» Given problem
Take the material below and retype it in full; pictures are left out.

(Recorded data)
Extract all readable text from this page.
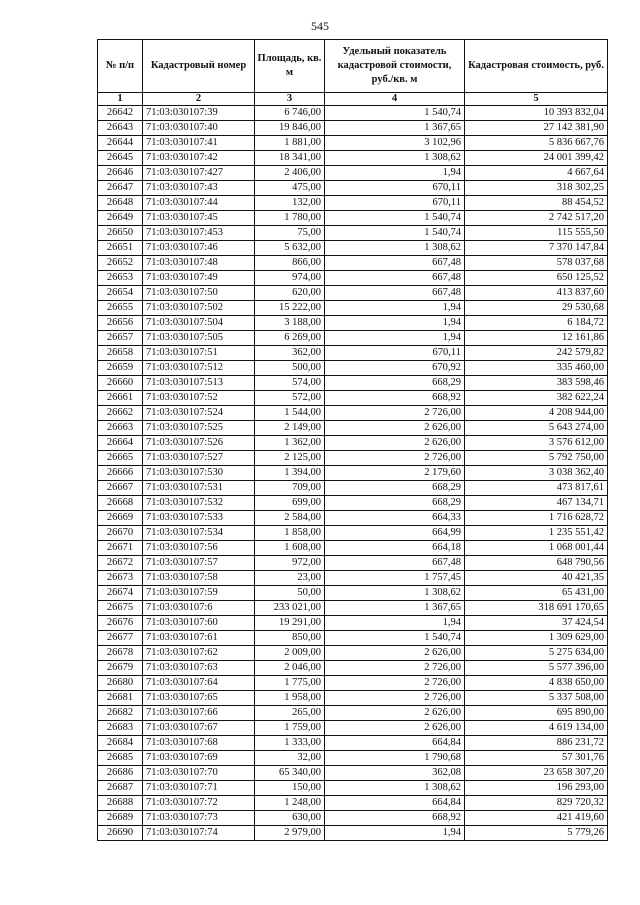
545
№ п/п	Кадастровый номер	Площадь, кв. м	Удельный показатель кадастровой стоимости, руб./кв. м	Кадастровая стоимость, руб.
1	2	3	4	5
26642	71:03:030107:39	6 746,00	1 540,74	10 393 832,04
26643	71:03:030107:40	19 846,00	1 367,65	27 142 381,90
26644	71:03:030107:41	1 881,00	3 102,96	5 836 667,76
26645	71:03:030107:42	18 341,00	1 308,62	24 001 399,42
26646	71:03:030107:427	2 406,00	1,94	4 667,64
26647	71:03:030107:43	475,00	670,11	318 302,25
26648	71:03:030107:44	132,00	670,11	88 454,52
26649	71:03:030107:45	1 780,00	1 540,74	2 742 517,20
26650	71:03:030107:453	75,00	1 540,74	115 555,50
26651	71:03:030107:46	5 632,00	1 308,62	7 370 147,84
26652	71:03:030107:48	866,00	667,48	578 037,68
26653	71:03:030107:49	974,00	667,48	650 125,52
26654	71:03:030107:50	620,00	667,48	413 837,60
26655	71:03:030107:502	15 222,00	1,94	29 530,68
26656	71:03:030107:504	3 188,00	1,94	6 184,72
26657	71:03:030107:505	6 269,00	1,94	12 161,86
26658	71:03:030107:51	362,00	670,11	242 579,82
26659	71:03:030107:512	500,00	670,92	335 460,00
26660	71:03:030107:513	574,00	668,29	383 598,46
26661	71:03:030107:52	572,00	668,92	382 622,24
26662	71:03:030107:524	1 544,00	2 726,00	4 208 944,00
26663	71:03:030107:525	2 149,00	2 626,00	5 643 274,00
26664	71:03:030107:526	1 362,00	2 626,00	3 576 612,00
26665	71:03:030107:527	2 125,00	2 726,00	5 792 750,00
26666	71:03:030107:530	1 394,00	2 179,60	3 038 362,40
26667	71:03:030107:531	709,00	668,29	473 817,61
26668	71:03:030107:532	699,00	668,29	467 134,71
26669	71:03:030107:533	2 584,00	664,33	1 716 628,72
26670	71:03:030107:534	1 858,00	664,99	1 235 551,42
26671	71:03:030107:56	1 608,00	664,18	1 068 001,44
26672	71:03:030107:57	972,00	667,48	648 790,56
26673	71:03:030107:58	23,00	1 757,45	40 421,35
26674	71:03:030107:59	50,00	1 308,62	65 431,00
26675	71:03:030107:6	233 021,00	1 367,65	318 691 170,65
26676	71:03:030107:60	19 291,00	1,94	37 424,54
26677	71:03:030107:61	850,00	1 540,74	1 309 629,00
26678	71:03:030107:62	2 009,00	2 626,00	5 275 634,00
26679	71:03:030107:63	2 046,00	2 726,00	5 577 396,00
26680	71:03:030107:64	1 775,00	2 726,00	4 838 650,00
26681	71:03:030107:65	1 958,00	2 726,00	5 337 508,00
26682	71:03:030107:66	265,00	2 626,00	695 890,00
26683	71:03:030107:67	1 759,00	2 626,00	4 619 134,00
26684	71:03:030107:68	1 333,00	664,84	886 231,72
26685	71:03:030107:69	32,00	1 790,68	57 301,76
26686	71:03:030107:70	65 340,00	362,08	23 658 307,20
26687	71:03:030107:71	150,00	1 308,62	196 293,00
26688	71:03:030107:72	1 248,00	664,84	829 720,32
26689	71:03:030107:73	630,00	668,92	421 419,60
26690	71:03:030107:74	2 979,00	1,94	5 779,26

» Correct response
Extract all readable text from this page.
545
№ п/п	Кадастровый номер	Площадь, кв. м	Удельный показатель кадастровой стоимости, руб./кв. м	Кадастровая стоимость, руб.
1	2	3	4	5
26642	71:03:030107:39	6 746,00	1 540,74	10 393 832,04
26643	71:03:030107:40	19 846,00	1 367,65	27 142 381,90
26644	71:03:030107:41	1 881,00	3 102,96	5 836 667,76
26645	71:03:030107:42	18 341,00	1 308,62	24 001 399,42
26646	71:03:030107:427	2 406,00	1,94	4 667,64
26647	71:03:030107:43	475,00	670,11	318 302,25
26648	71:03:030107:44	132,00	670,11	88 454,52
26649	71:03:030107:45	1 780,00	1 540,74	2 742 517,20
26650	71:03:030107:453	75,00	1 540,74	115 555,50
26651	71:03:030107:46	5 632,00	1 308,62	7 370 147,84
26652	71:03:030107:48	866,00	667,48	578 037,68
26653	71:03:030107:49	974,00	667,48	650 125,52
26654	71:03:030107:50	620,00	667,48	413 837,60
26655	71:03:030107:502	15 222,00	1,94	29 530,68
26656	71:03:030107:504	3 188,00	1,94	6 184,72
26657	71:03:030107:505	6 269,00	1,94	12 161,86
26658	71:03:030107:51	362,00	670,11	242 579,82
26659	71:03:030107:512	500,00	670,92	335 460,00
26660	71:03:030107:513	574,00	668,29	383 598,46
26661	71:03:030107:52	572,00	668,92	382 622,24
26662	71:03:030107:524	1 544,00	2 726,00	4 208 944,00
26663	71:03:030107:525	2 149,00	2 626,00	5 643 274,00
26664	71:03:030107:526	1 362,00	2 626,00	3 576 612,00
26665	71:03:030107:527	2 125,00	2 726,00	5 792 750,00
26666	71:03:030107:530	1 394,00	2 179,60	3 038 362,40
26667	71:03:030107:531	709,00	668,29	473 817,61
26668	71:03:030107:532	699,00	668,29	467 134,71
26669	71:03:030107:533	2 584,00	664,33	1 716 628,72
26670	71:03:030107:534	1 858,00	664,99	1 235 551,42
26671	71:03:030107:56	1 608,00	664,18	1 068 001,44
26672	71:03:030107:57	972,00	667,48	648 790,56
26673	71:03:030107:58	23,00	1 757,45	40 421,35
26674	71:03:030107:59	50,00	1 308,62	65 431,00
26675	71:03:030107:6	233 021,00	1 367,65	318 691 170,65
26676	71:03:030107:60	19 291,00	1,94	37 424,54
26677	71:03:030107:61	850,00	1 540,74	1 309 629,00
26678	71:03:030107:62	2 009,00	2 626,00	5 275 634,00
26679	71:03:030107:63	2 046,00	2 726,00	5 577 396,00
26680	71:03:030107:64	1 775,00	2 726,00	4 838 650,00
26681	71:03:030107:65	1 958,00	2 726,00	5 337 508,00
26682	71:03:030107:66	265,00	2 626,00	695 890,00
26683	71:03:030107:67	1 759,00	2 626,00	4 619 134,00
26684	71:03:030107:68	1 333,00	664,84	886 231,72
26685	71:03:030107:69	32,00	1 790,68	57 301,76
26686	71:03:030107:70	65 340,00	362,08	23 658 307,20
26687	71:03:030107:71	150,00	1 308,62	196 293,00
26688	71:03:030107:72	1 248,00	664,84	829 720,32
26689	71:03:030107:73	630,00	668,92	421 419,60
26690	71:03:030107:74	2 979,00	1,94	5 779,26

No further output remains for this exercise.